[Extracted entries]:
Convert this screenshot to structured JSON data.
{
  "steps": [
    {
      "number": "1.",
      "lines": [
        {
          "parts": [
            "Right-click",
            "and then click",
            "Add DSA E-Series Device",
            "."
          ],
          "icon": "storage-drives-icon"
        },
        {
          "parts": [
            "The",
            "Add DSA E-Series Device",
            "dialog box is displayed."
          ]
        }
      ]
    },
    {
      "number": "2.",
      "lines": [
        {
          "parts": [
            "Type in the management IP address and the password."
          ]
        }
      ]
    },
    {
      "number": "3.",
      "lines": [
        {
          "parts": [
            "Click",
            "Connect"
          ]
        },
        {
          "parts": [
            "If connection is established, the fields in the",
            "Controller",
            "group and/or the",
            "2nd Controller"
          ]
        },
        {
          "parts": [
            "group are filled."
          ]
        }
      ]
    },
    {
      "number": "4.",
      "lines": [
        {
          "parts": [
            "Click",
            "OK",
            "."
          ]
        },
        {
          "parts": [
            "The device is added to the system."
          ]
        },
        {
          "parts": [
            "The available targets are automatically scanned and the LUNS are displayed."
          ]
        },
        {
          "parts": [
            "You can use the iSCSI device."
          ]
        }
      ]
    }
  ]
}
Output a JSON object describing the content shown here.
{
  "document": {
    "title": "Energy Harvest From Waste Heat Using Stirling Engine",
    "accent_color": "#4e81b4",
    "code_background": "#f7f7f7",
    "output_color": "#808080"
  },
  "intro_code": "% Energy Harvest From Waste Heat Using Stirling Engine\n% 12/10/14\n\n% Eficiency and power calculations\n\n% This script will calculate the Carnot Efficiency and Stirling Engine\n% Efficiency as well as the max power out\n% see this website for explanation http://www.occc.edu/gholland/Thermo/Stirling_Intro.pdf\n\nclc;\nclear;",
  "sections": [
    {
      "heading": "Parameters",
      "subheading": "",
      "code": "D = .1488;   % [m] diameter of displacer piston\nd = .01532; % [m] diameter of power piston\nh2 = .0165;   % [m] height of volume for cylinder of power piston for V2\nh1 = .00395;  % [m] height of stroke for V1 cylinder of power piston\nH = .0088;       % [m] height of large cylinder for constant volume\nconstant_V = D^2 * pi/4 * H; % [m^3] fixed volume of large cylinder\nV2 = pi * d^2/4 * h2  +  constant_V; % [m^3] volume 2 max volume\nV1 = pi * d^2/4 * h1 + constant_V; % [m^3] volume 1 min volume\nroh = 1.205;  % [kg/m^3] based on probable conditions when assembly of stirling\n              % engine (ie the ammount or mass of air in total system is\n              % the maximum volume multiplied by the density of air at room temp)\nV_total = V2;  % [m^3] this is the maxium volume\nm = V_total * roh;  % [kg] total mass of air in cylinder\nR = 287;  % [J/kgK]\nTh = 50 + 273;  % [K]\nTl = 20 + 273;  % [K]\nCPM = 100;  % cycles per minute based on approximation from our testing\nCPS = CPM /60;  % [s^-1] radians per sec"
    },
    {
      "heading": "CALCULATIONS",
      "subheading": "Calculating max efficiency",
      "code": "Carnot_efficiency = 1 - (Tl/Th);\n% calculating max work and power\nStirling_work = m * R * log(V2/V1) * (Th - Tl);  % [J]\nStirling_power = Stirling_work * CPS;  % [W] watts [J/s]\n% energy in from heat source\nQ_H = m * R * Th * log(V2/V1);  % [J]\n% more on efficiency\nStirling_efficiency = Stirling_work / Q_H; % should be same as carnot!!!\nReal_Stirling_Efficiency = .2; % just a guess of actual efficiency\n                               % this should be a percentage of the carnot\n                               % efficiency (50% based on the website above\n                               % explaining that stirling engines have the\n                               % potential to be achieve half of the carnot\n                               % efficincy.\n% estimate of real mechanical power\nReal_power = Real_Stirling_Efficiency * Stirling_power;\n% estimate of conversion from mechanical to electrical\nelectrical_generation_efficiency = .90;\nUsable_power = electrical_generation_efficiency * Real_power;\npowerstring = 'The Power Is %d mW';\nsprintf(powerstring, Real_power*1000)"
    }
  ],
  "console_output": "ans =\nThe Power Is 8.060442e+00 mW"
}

[Exercise instructions]:
Every line of the data above should be reproduced word for word.

[Written response]:
Convert this screenshot to structured JSON data.
{
  "steps": [
    {
      "number": "1.",
      "lines": [
        {
          "parts": [
            "Right-click",
            "and then click",
            "Add DSA E-Series Device",
            "."
          ],
          "icon": "storage-drives-icon"
        },
        {
          "parts": [
            "The",
            "Add DSA E-Series Device",
            "dialog box is displayed."
          ]
        }
      ]
    },
    {
      "number": "2.",
      "lines": [
        {
          "parts": [
            "Type in the management IP address and the password."
          ]
        }
      ]
    },
    {
      "number": "3.",
      "lines": [
        {
          "parts": [
            "Click",
            "Connect"
          ]
        },
        {
          "parts": [
            "If connection is established, the fields in the",
            "Controller",
            "group and/or the",
            "2nd Controller"
          ]
        },
        {
          "parts": [
            "group are filled."
          ]
        }
      ]
    },
    {
      "number": "4.",
      "lines": [
        {
          "parts": [
            "Click",
            "OK",
            "."
          ]
        },
        {
          "parts": [
            "The device is added to the system."
          ]
        },
        {
          "parts": [
            "The available targets are automatically scanned and the LUNS are displayed."
          ]
        },
        {
          "parts": [
            "You can use the iSCSI device."
          ]
        }
      ]
    }
  ]
}
Output a JSON object describing the content shown here.
{
  "document": {
    "title": "Energy Harvest From Waste Heat Using Stirling Engine",
    "accent_color": "#4e81b4",
    "code_background": "#f7f7f7",
    "output_color": "#808080"
  },
  "intro_code": "% Energy Harvest From Waste Heat Using Stirling Engine\n% 12/10/14\n\n% Eficiency and power calculations\n\n% This script will calculate the Carnot Efficiency and Stirling Engine\n% Efficiency as well as the max power out\n% see this website for explanation http://www.occc.edu/gholland/Thermo/Stirling_Intro.pdf\n\nclc;\nclear;",
  "sections": [
    {
      "heading": "Parameters",
      "subheading": "",
      "code": "D = .1488;   % [m] diameter of displacer piston\nd = .01532; % [m] diameter of power piston\nh2 = .0165;   % [m] height of volume for cylinder of power piston for V2\nh1 = .00395;  % [m] height of stroke for V1 cylinder of power piston\nH = .0088;       % [m] height of large cylinder for constant volume\nconstant_V = D^2 * pi/4 * H; % [m^3] fixed volume of large cylinder\nV2 = pi * d^2/4 * h2  +  constant_V; % [m^3] volume 2 max volume\nV1 = pi * d^2/4 * h1 + constant_V; % [m^3] volume 1 min volume\nroh = 1.205;  % [kg/m^3] based on probable conditions when assembly of stirling\n              % engine (ie the ammount or mass of air in total system is\n              % the maximum volume multiplied by the density of air at room temp)\nV_total = V2;  % [m^3] this is the maxium volume\nm = V_total * roh;  % [kg] total mass of air in cylinder\nR = 287;  % [J/kgK]\nTh = 50 + 273;  % [K]\nTl = 20 + 273;  % [K]\nCPM = 100;  % cycles per minute based on approximation from our testing\nCPS = CPM /60;  % [s^-1] radians per sec"
    },
    {
      "heading": "CALCULATIONS",
      "subheading": "Calculating max efficiency",
      "code": "Carnot_efficiency = 1 - (Tl/Th);\n% calculating max work and power\nStirling_work = m * R * log(V2/V1) * (Th - Tl);  % [J]\nStirling_power = Stirling_work * CPS;  % [W] watts [J/s]\n% energy in from heat source\nQ_H = m * R * Th * log(V2/V1);  % [J]\n% more on efficiency\nStirling_efficiency = Stirling_work / Q_H; % should be same as carnot!!!\nReal_Stirling_Efficiency = .2; % just a guess of actual efficiency\n                               % this should be a percentage of the carnot\n                               % efficiency (50% based on the website above\n                               % explaining that stirling engines have the\n                               % potential to be achieve half of the carnot\n                               % efficincy.\n% estimate of real mechanical power\nReal_power = Real_Stirling_Efficiency * Stirling_power;\n% estimate of conversion from mechanical to electrical\nelectrical_generation_efficiency = .90;\nUsable_power = electrical_generation_efficiency * Real_power;\npowerstring = 'The Power Is %d mW';\nsprintf(powerstring, Real_power*1000)"
    }
  ],
  "console_output": "ans =\nThe Power Is 8.060442e+00 mW"
}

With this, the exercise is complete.